== Provided data ==

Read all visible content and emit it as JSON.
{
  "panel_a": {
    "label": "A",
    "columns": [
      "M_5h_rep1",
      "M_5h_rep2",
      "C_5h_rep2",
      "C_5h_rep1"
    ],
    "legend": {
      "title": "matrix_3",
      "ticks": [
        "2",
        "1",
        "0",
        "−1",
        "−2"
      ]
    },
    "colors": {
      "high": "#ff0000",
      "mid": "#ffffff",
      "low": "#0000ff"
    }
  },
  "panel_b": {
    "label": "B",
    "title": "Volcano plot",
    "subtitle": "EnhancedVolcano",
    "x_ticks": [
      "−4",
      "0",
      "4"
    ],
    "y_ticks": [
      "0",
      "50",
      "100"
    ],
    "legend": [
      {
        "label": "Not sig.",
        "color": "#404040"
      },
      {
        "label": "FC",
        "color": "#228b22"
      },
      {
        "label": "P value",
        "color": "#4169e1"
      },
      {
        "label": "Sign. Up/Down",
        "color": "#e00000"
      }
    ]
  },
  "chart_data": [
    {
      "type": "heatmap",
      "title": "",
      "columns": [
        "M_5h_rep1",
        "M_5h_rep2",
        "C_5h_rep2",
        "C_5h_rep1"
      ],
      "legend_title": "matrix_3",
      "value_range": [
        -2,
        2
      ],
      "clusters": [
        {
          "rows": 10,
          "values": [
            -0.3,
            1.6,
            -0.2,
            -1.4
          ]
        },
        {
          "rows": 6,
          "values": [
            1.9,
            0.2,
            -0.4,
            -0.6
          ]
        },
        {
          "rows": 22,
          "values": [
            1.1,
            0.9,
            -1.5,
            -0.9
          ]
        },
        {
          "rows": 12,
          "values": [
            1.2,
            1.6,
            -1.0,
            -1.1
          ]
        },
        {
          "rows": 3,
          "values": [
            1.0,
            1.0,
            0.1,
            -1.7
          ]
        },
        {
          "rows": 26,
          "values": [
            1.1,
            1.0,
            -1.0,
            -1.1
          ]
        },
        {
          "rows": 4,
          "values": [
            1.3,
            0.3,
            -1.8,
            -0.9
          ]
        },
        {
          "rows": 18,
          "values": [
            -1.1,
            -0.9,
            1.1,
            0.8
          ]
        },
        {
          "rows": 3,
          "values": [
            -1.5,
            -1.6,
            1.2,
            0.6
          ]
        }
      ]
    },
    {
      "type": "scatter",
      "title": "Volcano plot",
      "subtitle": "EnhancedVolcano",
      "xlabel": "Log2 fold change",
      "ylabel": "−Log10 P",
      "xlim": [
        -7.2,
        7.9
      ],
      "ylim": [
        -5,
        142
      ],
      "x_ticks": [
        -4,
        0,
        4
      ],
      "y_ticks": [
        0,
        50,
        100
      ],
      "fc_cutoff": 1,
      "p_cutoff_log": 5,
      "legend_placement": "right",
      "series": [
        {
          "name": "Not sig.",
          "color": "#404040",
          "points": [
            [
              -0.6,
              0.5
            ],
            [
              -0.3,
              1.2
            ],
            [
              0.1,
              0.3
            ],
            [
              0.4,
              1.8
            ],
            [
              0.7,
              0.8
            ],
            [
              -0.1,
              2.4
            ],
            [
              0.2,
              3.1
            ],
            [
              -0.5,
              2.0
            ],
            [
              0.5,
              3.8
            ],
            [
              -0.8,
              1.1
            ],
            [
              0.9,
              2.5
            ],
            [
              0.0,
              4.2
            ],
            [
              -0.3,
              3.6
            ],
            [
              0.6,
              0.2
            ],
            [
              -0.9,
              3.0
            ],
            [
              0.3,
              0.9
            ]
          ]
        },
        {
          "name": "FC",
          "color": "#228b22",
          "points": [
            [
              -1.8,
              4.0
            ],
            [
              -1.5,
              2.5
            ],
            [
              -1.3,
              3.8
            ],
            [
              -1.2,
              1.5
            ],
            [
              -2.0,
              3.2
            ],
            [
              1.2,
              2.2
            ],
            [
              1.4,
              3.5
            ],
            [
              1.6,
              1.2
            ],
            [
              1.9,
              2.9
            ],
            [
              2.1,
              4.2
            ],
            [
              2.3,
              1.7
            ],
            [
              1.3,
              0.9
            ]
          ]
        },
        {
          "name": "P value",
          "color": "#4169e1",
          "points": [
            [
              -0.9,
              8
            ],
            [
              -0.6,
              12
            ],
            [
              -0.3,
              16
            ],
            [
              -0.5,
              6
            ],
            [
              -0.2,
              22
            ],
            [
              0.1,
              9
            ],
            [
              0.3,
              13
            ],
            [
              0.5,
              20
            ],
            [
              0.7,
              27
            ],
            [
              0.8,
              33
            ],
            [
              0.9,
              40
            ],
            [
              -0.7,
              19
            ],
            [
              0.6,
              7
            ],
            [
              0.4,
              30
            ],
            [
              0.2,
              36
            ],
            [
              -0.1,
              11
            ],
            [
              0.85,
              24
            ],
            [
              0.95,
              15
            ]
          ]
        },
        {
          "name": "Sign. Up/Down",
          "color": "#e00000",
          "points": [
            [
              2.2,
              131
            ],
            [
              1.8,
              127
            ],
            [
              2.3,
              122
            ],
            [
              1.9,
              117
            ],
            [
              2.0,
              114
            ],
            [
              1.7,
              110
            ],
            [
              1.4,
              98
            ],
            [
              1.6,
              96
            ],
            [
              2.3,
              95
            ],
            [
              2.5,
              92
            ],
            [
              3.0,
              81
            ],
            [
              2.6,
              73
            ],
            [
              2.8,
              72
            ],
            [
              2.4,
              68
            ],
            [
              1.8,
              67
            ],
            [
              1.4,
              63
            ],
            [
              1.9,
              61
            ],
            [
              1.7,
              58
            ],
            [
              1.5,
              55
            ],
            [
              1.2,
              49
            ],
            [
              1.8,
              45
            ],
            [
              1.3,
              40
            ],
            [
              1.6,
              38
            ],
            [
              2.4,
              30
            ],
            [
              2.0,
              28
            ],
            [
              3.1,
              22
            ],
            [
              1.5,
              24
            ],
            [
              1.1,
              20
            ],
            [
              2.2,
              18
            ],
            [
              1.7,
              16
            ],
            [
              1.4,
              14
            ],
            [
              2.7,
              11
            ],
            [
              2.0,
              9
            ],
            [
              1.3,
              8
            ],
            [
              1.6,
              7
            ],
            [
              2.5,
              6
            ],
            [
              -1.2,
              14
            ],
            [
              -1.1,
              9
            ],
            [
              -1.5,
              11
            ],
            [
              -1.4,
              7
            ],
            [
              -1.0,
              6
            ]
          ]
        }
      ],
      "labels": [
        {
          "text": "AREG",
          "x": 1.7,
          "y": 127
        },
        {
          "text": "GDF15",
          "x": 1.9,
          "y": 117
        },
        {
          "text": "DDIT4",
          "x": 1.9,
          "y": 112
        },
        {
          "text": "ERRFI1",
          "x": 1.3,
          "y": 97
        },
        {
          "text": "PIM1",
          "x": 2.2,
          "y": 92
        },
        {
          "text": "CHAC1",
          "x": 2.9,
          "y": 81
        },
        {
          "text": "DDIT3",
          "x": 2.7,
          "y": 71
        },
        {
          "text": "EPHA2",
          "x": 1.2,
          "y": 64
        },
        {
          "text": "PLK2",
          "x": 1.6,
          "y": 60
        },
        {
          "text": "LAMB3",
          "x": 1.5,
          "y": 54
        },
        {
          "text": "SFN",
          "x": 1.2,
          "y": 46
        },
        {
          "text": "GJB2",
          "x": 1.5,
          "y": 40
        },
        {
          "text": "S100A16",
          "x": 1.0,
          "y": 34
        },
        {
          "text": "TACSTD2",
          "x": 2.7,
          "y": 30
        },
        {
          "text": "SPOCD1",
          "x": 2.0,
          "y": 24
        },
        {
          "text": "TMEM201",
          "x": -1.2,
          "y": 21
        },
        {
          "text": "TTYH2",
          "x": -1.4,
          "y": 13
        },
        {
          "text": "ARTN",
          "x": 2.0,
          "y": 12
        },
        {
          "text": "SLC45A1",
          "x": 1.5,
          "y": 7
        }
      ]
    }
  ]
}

===

▶ [Problem]:
Find every line in the records that has the string "EnhancedVolcano", then state how many there are and nothing else.

▶ [Problem solution]:
2